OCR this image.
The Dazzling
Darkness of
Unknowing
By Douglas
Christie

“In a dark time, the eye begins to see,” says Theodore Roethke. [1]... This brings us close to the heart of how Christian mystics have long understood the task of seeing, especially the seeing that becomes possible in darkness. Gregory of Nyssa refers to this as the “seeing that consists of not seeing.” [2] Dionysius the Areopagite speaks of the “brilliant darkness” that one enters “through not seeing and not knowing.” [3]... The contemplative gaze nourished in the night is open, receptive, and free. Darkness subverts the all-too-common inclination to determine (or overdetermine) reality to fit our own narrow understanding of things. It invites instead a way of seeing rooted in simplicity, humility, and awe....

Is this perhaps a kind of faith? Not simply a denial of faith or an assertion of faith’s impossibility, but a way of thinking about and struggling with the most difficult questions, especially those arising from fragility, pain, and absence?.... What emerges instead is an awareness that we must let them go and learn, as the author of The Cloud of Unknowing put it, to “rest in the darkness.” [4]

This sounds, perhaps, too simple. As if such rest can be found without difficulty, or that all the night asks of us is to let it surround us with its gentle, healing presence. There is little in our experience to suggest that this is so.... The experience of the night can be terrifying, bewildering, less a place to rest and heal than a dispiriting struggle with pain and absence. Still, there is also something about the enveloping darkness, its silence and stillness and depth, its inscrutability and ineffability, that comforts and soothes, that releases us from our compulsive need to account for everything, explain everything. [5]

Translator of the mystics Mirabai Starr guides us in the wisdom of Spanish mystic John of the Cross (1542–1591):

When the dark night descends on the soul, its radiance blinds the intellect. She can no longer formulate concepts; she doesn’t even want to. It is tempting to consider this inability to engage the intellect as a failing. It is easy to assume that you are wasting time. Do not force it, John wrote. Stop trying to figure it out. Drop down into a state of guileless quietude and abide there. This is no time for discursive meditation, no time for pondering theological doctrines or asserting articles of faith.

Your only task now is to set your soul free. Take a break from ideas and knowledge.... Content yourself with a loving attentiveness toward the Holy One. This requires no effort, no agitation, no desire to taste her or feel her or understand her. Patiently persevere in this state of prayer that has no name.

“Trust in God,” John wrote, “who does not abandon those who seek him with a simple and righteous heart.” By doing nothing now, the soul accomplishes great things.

⁂

What is needed: The records above need to be transcribed in full. Keep every character unchanged.

Worked answer:
OCR this image.
The Dazzling
Darkness of
Unknowing
By Douglas
Christie

“In a dark time, the eye begins to see,” says Theodore Roethke. [1]... This brings us close to the heart of how Christian mystics have long understood the task of seeing, especially the seeing that becomes possible in darkness. Gregory of Nyssa refers to this as the “seeing that consists of not seeing.” [2] Dionysius the Areopagite speaks of the “brilliant darkness” that one enters “through not seeing and not knowing.” [3]... The contemplative gaze nourished in the night is open, receptive, and free. Darkness subverts the all-too-common inclination to determine (or overdetermine) reality to fit our own narrow understanding of things. It invites instead a way of seeing rooted in simplicity, humility, and awe....

Is this perhaps a kind of faith? Not simply a denial of faith or an assertion of faith’s impossibility, but a way of thinking about and struggling with the most difficult questions, especially those arising from fragility, pain, and absence?.... What emerges instead is an awareness that we must let them go and learn, as the author of The Cloud of Unknowing put it, to “rest in the darkness.” [4]

This sounds, perhaps, too simple. As if such rest can be found without difficulty, or that all the night asks of us is to let it surround us with its gentle, healing presence. There is little in our experience to suggest that this is so.... The experience of the night can be terrifying, bewildering, less a place to rest and heal than a dispiriting struggle with pain and absence. Still, there is also something about the enveloping darkness, its silence and stillness and depth, its inscrutability and ineffability, that comforts and soothes, that releases us from our compulsive need to account for everything, explain everything. [5]

Translator of the mystics Mirabai Starr guides us in the wisdom of Spanish mystic John of the Cross (1542–1591):

When the dark night descends on the soul, its radiance blinds the intellect. She can no longer formulate concepts; she doesn’t even want to. It is tempting to consider this inability to engage the intellect as a failing. It is easy to assume that you are wasting time. Do not force it, John wrote. Stop trying to figure it out. Drop down into a state of guileless quietude and abide there. This is no time for discursive meditation, no time for pondering theological doctrines or asserting articles of faith.

Your only task now is to set your soul free. Take a break from ideas and knowledge.... Content yourself with a loving attentiveness toward the Holy One. This requires no effort, no agitation, no desire to taste her or feel her or understand her. Patiently persevere in this state of prayer that has no name.

“Trust in God,” John wrote, “who does not abandon those who seek him with a simple and righteous heart.” By doing nothing now, the soul accomplishes great things.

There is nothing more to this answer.